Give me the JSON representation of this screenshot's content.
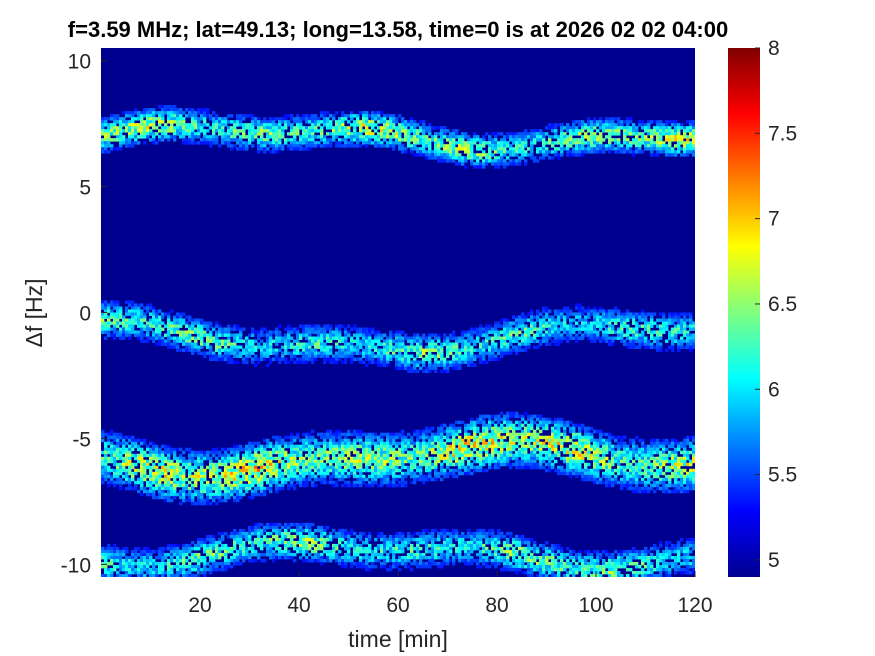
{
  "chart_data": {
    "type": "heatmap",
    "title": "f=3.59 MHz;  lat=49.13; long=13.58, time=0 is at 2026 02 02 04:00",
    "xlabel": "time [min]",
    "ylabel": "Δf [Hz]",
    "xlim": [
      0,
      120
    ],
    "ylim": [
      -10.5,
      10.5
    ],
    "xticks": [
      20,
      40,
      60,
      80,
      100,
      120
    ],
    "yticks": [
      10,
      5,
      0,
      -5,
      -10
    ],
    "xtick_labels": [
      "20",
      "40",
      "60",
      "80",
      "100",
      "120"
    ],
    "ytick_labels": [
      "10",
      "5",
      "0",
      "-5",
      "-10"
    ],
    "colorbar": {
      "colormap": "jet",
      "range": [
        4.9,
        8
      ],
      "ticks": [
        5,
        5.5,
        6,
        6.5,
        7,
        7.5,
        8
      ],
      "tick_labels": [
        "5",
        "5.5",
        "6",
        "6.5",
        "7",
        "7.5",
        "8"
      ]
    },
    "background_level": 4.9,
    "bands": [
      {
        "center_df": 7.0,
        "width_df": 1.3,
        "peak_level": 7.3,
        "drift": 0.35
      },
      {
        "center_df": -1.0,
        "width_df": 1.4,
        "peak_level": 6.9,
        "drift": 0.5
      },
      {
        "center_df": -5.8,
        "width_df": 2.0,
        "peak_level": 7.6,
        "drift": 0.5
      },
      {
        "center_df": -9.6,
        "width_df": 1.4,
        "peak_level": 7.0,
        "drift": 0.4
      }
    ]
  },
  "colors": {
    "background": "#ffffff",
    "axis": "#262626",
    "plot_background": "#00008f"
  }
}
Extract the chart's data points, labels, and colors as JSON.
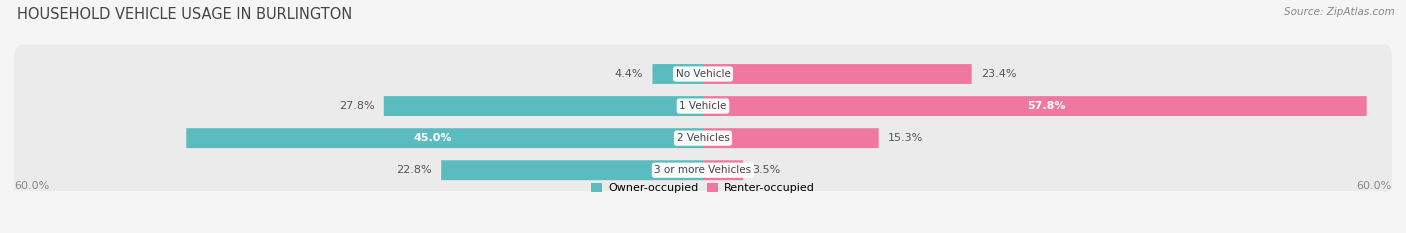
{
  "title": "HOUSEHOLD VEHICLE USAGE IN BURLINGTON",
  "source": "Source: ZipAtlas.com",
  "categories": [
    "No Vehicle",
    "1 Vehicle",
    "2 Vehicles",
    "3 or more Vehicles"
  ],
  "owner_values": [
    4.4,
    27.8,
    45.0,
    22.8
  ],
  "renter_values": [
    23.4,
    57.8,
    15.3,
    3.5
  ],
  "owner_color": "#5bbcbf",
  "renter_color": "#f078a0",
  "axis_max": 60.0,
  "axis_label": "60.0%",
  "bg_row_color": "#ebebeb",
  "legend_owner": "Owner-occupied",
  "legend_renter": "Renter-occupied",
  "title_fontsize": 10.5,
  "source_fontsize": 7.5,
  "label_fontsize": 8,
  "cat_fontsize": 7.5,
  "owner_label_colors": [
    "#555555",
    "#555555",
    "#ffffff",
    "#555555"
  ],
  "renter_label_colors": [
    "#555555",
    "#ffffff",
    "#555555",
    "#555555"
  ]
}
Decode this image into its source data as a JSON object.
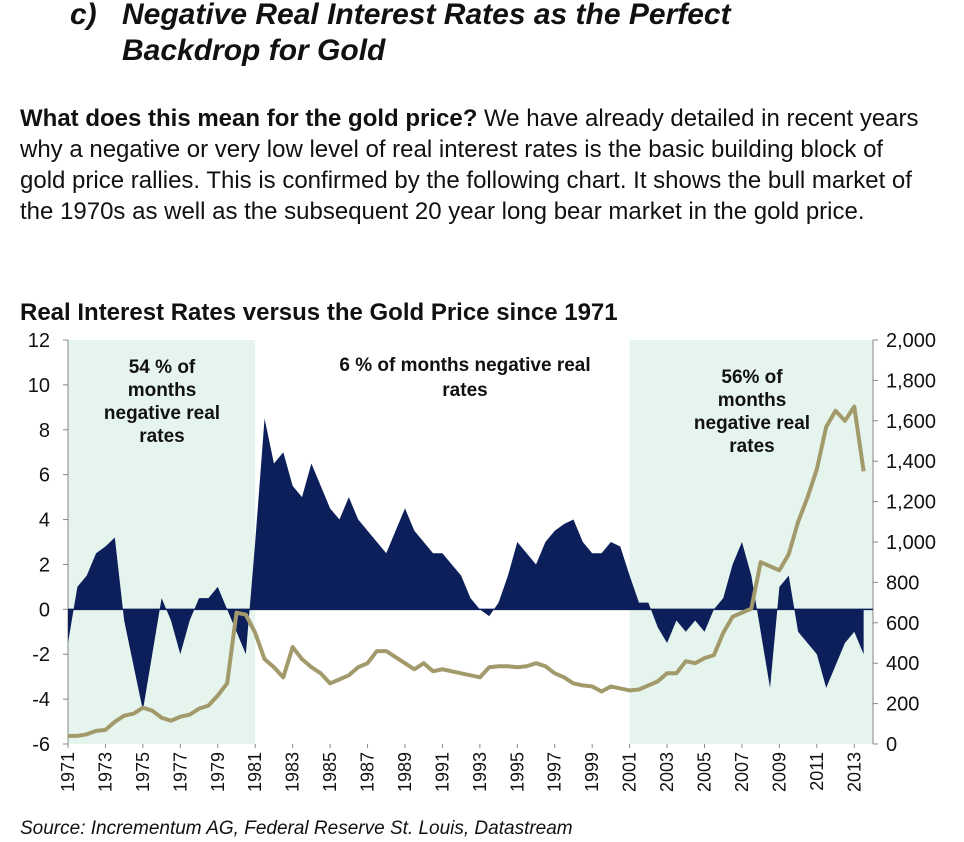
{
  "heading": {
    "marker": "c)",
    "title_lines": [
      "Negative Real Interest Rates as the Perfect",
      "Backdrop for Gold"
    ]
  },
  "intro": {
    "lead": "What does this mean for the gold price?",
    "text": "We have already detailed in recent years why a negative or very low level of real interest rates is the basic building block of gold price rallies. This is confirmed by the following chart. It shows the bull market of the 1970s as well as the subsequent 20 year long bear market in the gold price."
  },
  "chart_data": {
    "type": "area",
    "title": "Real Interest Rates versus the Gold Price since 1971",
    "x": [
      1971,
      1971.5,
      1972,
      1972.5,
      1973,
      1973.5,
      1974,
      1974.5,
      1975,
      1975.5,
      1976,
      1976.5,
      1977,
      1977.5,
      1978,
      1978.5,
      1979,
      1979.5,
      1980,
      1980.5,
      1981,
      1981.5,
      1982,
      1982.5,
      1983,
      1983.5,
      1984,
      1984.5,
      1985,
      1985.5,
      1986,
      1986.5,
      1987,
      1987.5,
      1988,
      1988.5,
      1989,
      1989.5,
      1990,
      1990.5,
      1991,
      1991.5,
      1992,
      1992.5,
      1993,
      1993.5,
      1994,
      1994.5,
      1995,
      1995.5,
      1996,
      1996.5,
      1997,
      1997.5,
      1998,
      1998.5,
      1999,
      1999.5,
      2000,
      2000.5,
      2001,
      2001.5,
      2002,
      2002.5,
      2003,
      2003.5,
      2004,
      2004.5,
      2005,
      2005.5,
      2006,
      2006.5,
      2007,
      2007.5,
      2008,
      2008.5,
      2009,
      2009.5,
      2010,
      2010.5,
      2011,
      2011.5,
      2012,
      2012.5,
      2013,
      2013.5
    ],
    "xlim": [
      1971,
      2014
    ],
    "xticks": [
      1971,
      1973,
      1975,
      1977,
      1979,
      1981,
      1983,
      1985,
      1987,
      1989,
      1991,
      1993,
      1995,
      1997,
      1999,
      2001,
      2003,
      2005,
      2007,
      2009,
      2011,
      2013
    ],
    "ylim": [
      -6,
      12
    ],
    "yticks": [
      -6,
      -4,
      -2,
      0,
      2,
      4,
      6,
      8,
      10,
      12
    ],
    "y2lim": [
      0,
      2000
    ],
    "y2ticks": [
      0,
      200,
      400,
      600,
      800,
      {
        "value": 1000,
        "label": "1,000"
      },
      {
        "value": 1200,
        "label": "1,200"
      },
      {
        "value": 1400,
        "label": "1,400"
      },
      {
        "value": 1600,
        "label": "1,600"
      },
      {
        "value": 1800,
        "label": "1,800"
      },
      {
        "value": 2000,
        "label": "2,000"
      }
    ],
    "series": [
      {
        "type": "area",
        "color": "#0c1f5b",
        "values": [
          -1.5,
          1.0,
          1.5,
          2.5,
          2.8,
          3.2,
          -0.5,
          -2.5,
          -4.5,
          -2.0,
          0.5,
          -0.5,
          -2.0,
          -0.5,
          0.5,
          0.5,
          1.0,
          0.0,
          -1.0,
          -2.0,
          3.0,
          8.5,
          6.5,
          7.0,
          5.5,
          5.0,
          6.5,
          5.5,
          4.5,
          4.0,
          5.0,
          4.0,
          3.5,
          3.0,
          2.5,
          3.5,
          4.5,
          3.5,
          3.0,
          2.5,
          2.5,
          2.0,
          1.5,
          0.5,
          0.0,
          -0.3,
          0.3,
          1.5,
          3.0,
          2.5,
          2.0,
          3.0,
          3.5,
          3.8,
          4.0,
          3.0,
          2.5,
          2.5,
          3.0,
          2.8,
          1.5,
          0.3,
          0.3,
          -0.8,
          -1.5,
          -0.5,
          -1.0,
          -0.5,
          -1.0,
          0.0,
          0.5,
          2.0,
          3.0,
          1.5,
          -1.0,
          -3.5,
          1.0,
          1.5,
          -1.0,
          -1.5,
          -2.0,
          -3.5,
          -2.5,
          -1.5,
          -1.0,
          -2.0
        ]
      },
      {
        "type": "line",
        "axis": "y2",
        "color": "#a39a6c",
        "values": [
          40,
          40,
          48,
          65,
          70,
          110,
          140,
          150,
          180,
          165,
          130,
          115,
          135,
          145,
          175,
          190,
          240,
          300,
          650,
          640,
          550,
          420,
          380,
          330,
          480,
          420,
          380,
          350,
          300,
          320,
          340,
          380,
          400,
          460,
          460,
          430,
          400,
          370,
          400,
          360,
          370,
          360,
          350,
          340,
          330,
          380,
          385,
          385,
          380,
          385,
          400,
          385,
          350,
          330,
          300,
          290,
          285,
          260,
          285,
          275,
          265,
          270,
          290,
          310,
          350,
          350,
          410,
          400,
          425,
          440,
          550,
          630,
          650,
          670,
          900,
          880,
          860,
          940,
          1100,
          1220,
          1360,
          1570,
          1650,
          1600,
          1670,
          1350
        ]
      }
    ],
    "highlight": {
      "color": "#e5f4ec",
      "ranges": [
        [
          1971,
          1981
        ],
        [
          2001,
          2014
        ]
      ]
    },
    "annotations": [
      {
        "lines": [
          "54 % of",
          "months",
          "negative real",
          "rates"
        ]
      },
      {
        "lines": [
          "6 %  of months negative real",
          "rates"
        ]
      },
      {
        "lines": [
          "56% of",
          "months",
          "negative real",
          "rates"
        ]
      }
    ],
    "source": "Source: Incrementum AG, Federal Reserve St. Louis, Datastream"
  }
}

> STATED GOAL: Locate all lines holding the word "occupied", then copy them out.

> WRITTEN ANSWER:
  "legend_owner": "Owner-occupied",
  "legend_renter": "Renter-occupied",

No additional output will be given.